## Start Rows
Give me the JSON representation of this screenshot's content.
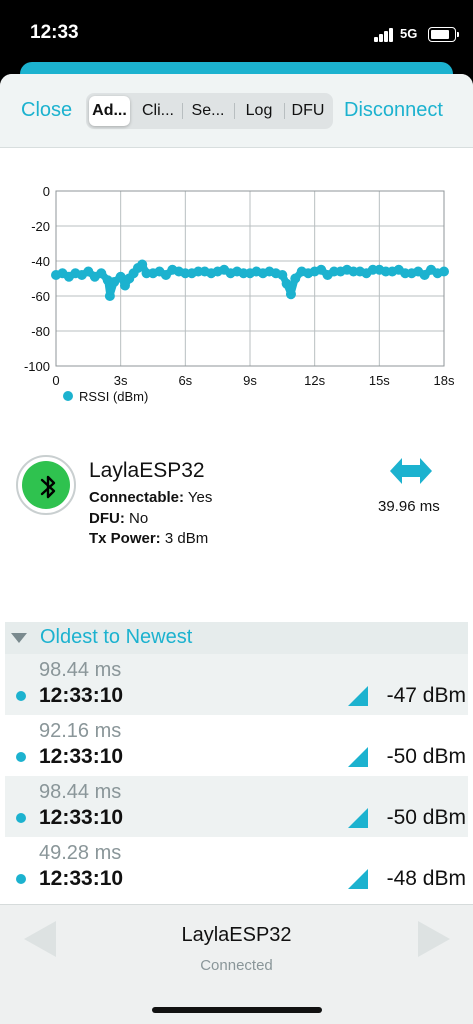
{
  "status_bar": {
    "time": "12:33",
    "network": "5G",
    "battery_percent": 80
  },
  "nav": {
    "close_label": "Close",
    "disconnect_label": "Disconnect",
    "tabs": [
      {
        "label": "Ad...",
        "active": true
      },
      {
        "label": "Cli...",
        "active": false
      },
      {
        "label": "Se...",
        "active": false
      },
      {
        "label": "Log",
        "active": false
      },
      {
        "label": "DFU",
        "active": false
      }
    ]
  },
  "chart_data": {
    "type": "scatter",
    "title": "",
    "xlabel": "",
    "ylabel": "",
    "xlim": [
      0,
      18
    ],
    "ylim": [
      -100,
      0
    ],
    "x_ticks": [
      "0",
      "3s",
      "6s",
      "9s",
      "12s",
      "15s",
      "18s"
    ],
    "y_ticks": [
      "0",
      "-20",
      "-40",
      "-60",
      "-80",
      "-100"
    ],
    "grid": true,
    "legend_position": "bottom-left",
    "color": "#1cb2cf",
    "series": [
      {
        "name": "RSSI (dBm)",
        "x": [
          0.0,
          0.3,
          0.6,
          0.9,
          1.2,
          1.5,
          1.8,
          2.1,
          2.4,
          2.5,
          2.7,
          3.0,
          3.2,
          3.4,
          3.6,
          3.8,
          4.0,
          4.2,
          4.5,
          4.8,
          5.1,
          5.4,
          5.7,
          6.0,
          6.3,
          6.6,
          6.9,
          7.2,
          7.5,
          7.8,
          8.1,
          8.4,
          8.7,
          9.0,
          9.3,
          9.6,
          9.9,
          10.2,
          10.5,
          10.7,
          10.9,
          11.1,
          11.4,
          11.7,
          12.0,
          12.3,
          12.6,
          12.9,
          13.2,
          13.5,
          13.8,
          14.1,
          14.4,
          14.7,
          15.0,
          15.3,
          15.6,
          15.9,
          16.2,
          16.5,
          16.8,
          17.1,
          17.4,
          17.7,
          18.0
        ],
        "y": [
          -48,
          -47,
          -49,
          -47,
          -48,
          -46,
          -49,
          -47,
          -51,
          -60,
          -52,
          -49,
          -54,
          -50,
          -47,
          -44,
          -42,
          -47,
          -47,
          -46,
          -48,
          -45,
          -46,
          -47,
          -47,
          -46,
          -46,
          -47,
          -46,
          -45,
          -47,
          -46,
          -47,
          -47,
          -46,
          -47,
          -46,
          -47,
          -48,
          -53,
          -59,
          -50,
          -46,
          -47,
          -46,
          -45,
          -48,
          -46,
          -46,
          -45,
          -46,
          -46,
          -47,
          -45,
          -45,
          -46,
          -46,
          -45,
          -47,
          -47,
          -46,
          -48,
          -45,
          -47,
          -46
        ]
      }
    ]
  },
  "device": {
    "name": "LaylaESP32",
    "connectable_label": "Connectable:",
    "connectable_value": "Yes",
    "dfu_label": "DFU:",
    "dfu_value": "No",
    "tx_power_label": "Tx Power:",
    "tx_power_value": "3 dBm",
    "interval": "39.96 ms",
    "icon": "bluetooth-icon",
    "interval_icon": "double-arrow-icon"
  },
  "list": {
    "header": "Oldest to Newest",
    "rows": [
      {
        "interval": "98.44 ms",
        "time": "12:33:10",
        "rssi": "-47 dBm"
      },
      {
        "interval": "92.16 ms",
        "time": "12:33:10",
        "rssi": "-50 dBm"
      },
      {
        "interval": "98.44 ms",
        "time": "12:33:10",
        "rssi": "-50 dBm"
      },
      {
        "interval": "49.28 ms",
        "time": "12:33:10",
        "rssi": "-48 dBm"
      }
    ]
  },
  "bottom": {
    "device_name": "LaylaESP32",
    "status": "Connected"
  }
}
## End Rows
Write out the material above once more, exactly as it reads, with no pictures.

Give me the JSON representation of this screenshot's content.
{
  "status_bar": {
    "time": "12:33",
    "network": "5G",
    "battery_percent": 80
  },
  "nav": {
    "close_label": "Close",
    "disconnect_label": "Disconnect",
    "tabs": [
      {
        "label": "Ad...",
        "active": true
      },
      {
        "label": "Cli...",
        "active": false
      },
      {
        "label": "Se...",
        "active": false
      },
      {
        "label": "Log",
        "active": false
      },
      {
        "label": "DFU",
        "active": false
      }
    ]
  },
  "chart_data": {
    "type": "scatter",
    "title": "",
    "xlabel": "",
    "ylabel": "",
    "xlim": [
      0,
      18
    ],
    "ylim": [
      -100,
      0
    ],
    "x_ticks": [
      "0",
      "3s",
      "6s",
      "9s",
      "12s",
      "15s",
      "18s"
    ],
    "y_ticks": [
      "0",
      "-20",
      "-40",
      "-60",
      "-80",
      "-100"
    ],
    "grid": true,
    "legend_position": "bottom-left",
    "color": "#1cb2cf",
    "series": [
      {
        "name": "RSSI (dBm)",
        "x": [
          0.0,
          0.3,
          0.6,
          0.9,
          1.2,
          1.5,
          1.8,
          2.1,
          2.4,
          2.5,
          2.7,
          3.0,
          3.2,
          3.4,
          3.6,
          3.8,
          4.0,
          4.2,
          4.5,
          4.8,
          5.1,
          5.4,
          5.7,
          6.0,
          6.3,
          6.6,
          6.9,
          7.2,
          7.5,
          7.8,
          8.1,
          8.4,
          8.7,
          9.0,
          9.3,
          9.6,
          9.9,
          10.2,
          10.5,
          10.7,
          10.9,
          11.1,
          11.4,
          11.7,
          12.0,
          12.3,
          12.6,
          12.9,
          13.2,
          13.5,
          13.8,
          14.1,
          14.4,
          14.7,
          15.0,
          15.3,
          15.6,
          15.9,
          16.2,
          16.5,
          16.8,
          17.1,
          17.4,
          17.7,
          18.0
        ],
        "y": [
          -48,
          -47,
          -49,
          -47,
          -48,
          -46,
          -49,
          -47,
          -51,
          -60,
          -52,
          -49,
          -54,
          -50,
          -47,
          -44,
          -42,
          -47,
          -47,
          -46,
          -48,
          -45,
          -46,
          -47,
          -47,
          -46,
          -46,
          -47,
          -46,
          -45,
          -47,
          -46,
          -47,
          -47,
          -46,
          -47,
          -46,
          -47,
          -48,
          -53,
          -59,
          -50,
          -46,
          -47,
          -46,
          -45,
          -48,
          -46,
          -46,
          -45,
          -46,
          -46,
          -47,
          -45,
          -45,
          -46,
          -46,
          -45,
          -47,
          -47,
          -46,
          -48,
          -45,
          -47,
          -46
        ]
      }
    ]
  },
  "device": {
    "name": "LaylaESP32",
    "connectable_label": "Connectable:",
    "connectable_value": "Yes",
    "dfu_label": "DFU:",
    "dfu_value": "No",
    "tx_power_label": "Tx Power:",
    "tx_power_value": "3 dBm",
    "interval": "39.96 ms",
    "icon": "bluetooth-icon",
    "interval_icon": "double-arrow-icon"
  },
  "list": {
    "header": "Oldest to Newest",
    "rows": [
      {
        "interval": "98.44 ms",
        "time": "12:33:10",
        "rssi": "-47 dBm"
      },
      {
        "interval": "92.16 ms",
        "time": "12:33:10",
        "rssi": "-50 dBm"
      },
      {
        "interval": "98.44 ms",
        "time": "12:33:10",
        "rssi": "-50 dBm"
      },
      {
        "interval": "49.28 ms",
        "time": "12:33:10",
        "rssi": "-48 dBm"
      }
    ]
  },
  "bottom": {
    "device_name": "LaylaESP32",
    "status": "Connected"
  }
}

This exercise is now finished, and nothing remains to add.